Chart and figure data
+-------+
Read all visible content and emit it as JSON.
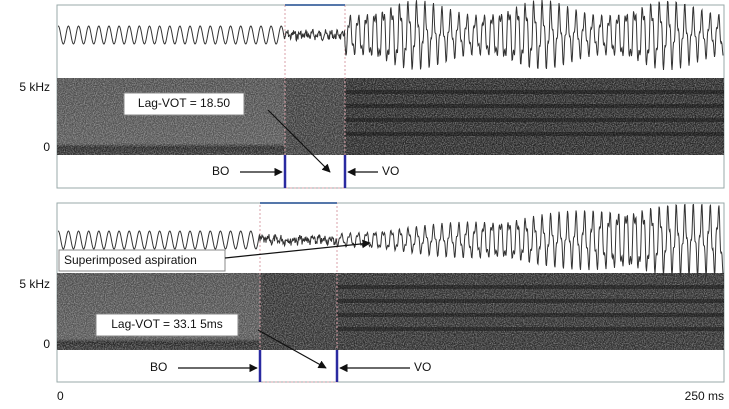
{
  "panels": [
    {
      "freq_top": "5 kHz",
      "freq_bottom": "0",
      "callout": "Lag-VOT = 18.50",
      "burst_onset": "BO",
      "voice_onset": "VO"
    },
    {
      "freq_top": "5 kHz",
      "freq_bottom": "0",
      "aspiration_note": "Superimposed aspiration",
      "callout": "Lag-VOT = 33.1 5ms",
      "burst_onset": "BO",
      "voice_onset": "VO"
    }
  ],
  "time_axis": {
    "start": "0",
    "end": "250 ms"
  }
}
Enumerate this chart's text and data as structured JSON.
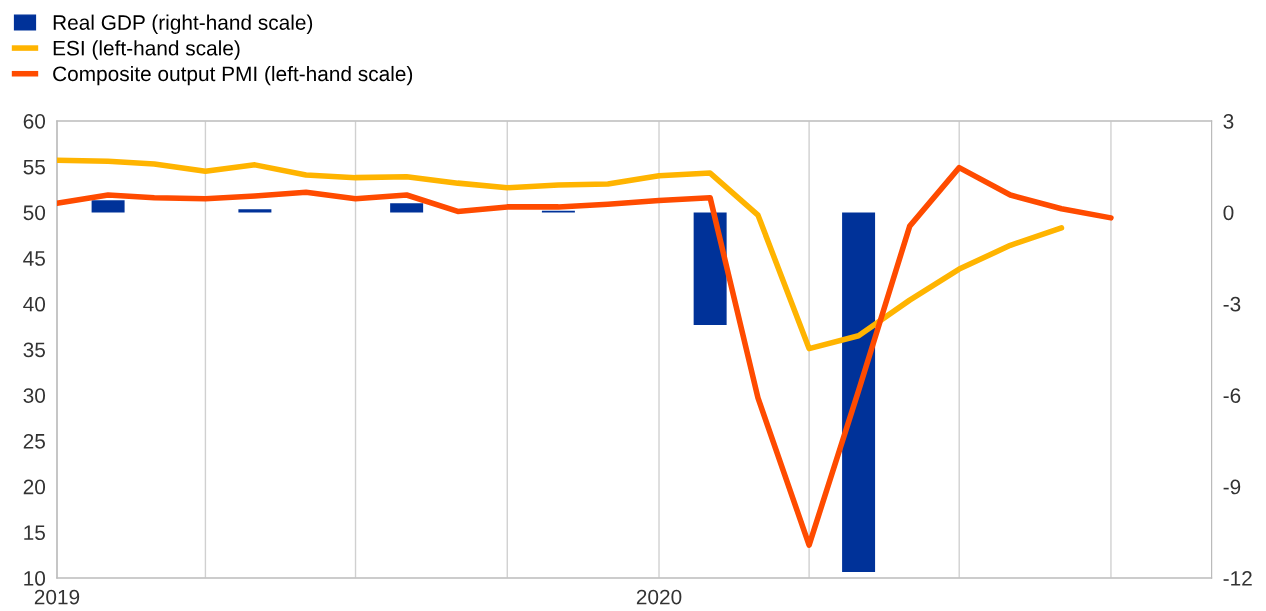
{
  "chart_data": {
    "type": "line",
    "xlim": [
      "2019-01",
      "2020-12"
    ],
    "xticks": [
      {
        "value": "2019-01",
        "label": "2019"
      },
      {
        "value": "2019-04",
        "label": null
      },
      {
        "value": "2019-07",
        "label": null
      },
      {
        "value": "2019-10",
        "label": null
      },
      {
        "value": "2020-01",
        "label": "2020"
      },
      {
        "value": "2020-04",
        "label": null
      },
      {
        "value": "2020-07",
        "label": null
      },
      {
        "value": "2020-10",
        "label": null
      }
    ],
    "ylim": [
      10,
      60
    ],
    "yticks": [
      10,
      15,
      20,
      25,
      30,
      35,
      40,
      45,
      50,
      55,
      60
    ],
    "y2lim": [
      -12,
      3
    ],
    "y2ticks": [
      -12,
      -9,
      -6,
      -3,
      0,
      3
    ],
    "grid": "x",
    "legend": "top left",
    "series": [
      {
        "name": "Real GDP (right-hand scale)",
        "type": "bar",
        "axis": "y2",
        "color": "#003299",
        "x": [
          "2019-02",
          "2019-05",
          "2019-08",
          "2019-11",
          "2020-02",
          "2020-05"
        ],
        "values": [
          0.4,
          0.1,
          0.3,
          0.05,
          -3.7,
          -11.8
        ]
      },
      {
        "name": "ESI (left-hand scale)",
        "color": "#ffb400",
        "x": [
          "2019-01",
          "2019-02",
          "2019-03",
          "2019-04",
          "2019-05",
          "2019-06",
          "2019-07",
          "2019-08",
          "2019-09",
          "2019-10",
          "2019-11",
          "2019-12",
          "2020-01",
          "2020-02",
          "2020-03",
          "2020-04",
          "2020-05",
          "2020-06",
          "2020-07",
          "2020-08",
          "2020-09"
        ],
        "values": [
          55.7,
          55.6,
          55.3,
          54.5,
          55.2,
          54.1,
          53.8,
          53.9,
          53.2,
          52.7,
          53.0,
          53.1,
          54.0,
          54.3,
          49.7,
          35.1,
          36.5,
          40.4,
          43.8,
          46.4,
          48.3
        ]
      },
      {
        "name": "Composite output PMI (left-hand scale)",
        "color": "#ff4b00",
        "x": [
          "2019-01",
          "2019-02",
          "2019-03",
          "2019-04",
          "2019-05",
          "2019-06",
          "2019-07",
          "2019-08",
          "2019-09",
          "2019-10",
          "2019-11",
          "2019-12",
          "2020-01",
          "2020-02",
          "2020-03",
          "2020-04",
          "2020-05",
          "2020-06",
          "2020-07",
          "2020-08",
          "2020-09",
          "2020-10"
        ],
        "values": [
          51.0,
          51.9,
          51.6,
          51.5,
          51.8,
          52.2,
          51.5,
          51.9,
          50.1,
          50.6,
          50.6,
          50.9,
          51.3,
          51.6,
          29.7,
          13.6,
          30.5,
          48.5,
          54.9,
          51.9,
          50.4,
          49.4
        ]
      }
    ]
  }
}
+-------+
** Given exercise **
Apart from the pictures, the entries above are to be repeated in full and exactly.

** Written reply **
Read all visible content and emit it as JSON.
{
  "panels": [
    {
      "freq_top": "5 kHz",
      "freq_bottom": "0",
      "callout": "Lag-VOT = 18.50",
      "burst_onset": "BO",
      "voice_onset": "VO"
    },
    {
      "freq_top": "5 kHz",
      "freq_bottom": "0",
      "aspiration_note": "Superimposed aspiration",
      "callout": "Lag-VOT = 33.1 5ms",
      "burst_onset": "BO",
      "voice_onset": "VO"
    }
  ],
  "time_axis": {
    "start": "0",
    "end": "250 ms"
  }
}
Enumerate this chart's text and data as structured JSON.
{
  "chart_data": {
    "type": "line",
    "xlim": [
      "2019-01",
      "2020-12"
    ],
    "xticks": [
      {
        "value": "2019-01",
        "label": "2019"
      },
      {
        "value": "2019-04",
        "label": null
      },
      {
        "value": "2019-07",
        "label": null
      },
      {
        "value": "2019-10",
        "label": null
      },
      {
        "value": "2020-01",
        "label": "2020"
      },
      {
        "value": "2020-04",
        "label": null
      },
      {
        "value": "2020-07",
        "label": null
      },
      {
        "value": "2020-10",
        "label": null
      }
    ],
    "ylim": [
      10,
      60
    ],
    "yticks": [
      10,
      15,
      20,
      25,
      30,
      35,
      40,
      45,
      50,
      55,
      60
    ],
    "y2lim": [
      -12,
      3
    ],
    "y2ticks": [
      -12,
      -9,
      -6,
      -3,
      0,
      3
    ],
    "grid": "x",
    "legend": "top left",
    "series": [
      {
        "name": "Real GDP (right-hand scale)",
        "type": "bar",
        "axis": "y2",
        "color": "#003299",
        "x": [
          "2019-02",
          "2019-05",
          "2019-08",
          "2019-11",
          "2020-02",
          "2020-05"
        ],
        "values": [
          0.4,
          0.1,
          0.3,
          0.05,
          -3.7,
          -11.8
        ]
      },
      {
        "name": "ESI (left-hand scale)",
        "color": "#ffb400",
        "x": [
          "2019-01",
          "2019-02",
          "2019-03",
          "2019-04",
          "2019-05",
          "2019-06",
          "2019-07",
          "2019-08",
          "2019-09",
          "2019-10",
          "2019-11",
          "2019-12",
          "2020-01",
          "2020-02",
          "2020-03",
          "2020-04",
          "2020-05",
          "2020-06",
          "2020-07",
          "2020-08",
          "2020-09"
        ],
        "values": [
          55.7,
          55.6,
          55.3,
          54.5,
          55.2,
          54.1,
          53.8,
          53.9,
          53.2,
          52.7,
          53.0,
          53.1,
          54.0,
          54.3,
          49.7,
          35.1,
          36.5,
          40.4,
          43.8,
          46.4,
          48.3
        ]
      },
      {
        "name": "Composite output PMI (left-hand scale)",
        "color": "#ff4b00",
        "x": [
          "2019-01",
          "2019-02",
          "2019-03",
          "2019-04",
          "2019-05",
          "2019-06",
          "2019-07",
          "2019-08",
          "2019-09",
          "2019-10",
          "2019-11",
          "2019-12",
          "2020-01",
          "2020-02",
          "2020-03",
          "2020-04",
          "2020-05",
          "2020-06",
          "2020-07",
          "2020-08",
          "2020-09",
          "2020-10"
        ],
        "values": [
          51.0,
          51.9,
          51.6,
          51.5,
          51.8,
          52.2,
          51.5,
          51.9,
          50.1,
          50.6,
          50.6,
          50.9,
          51.3,
          51.6,
          29.7,
          13.6,
          30.5,
          48.5,
          54.9,
          51.9,
          50.4,
          49.4
        ]
      }
    ]
  }
}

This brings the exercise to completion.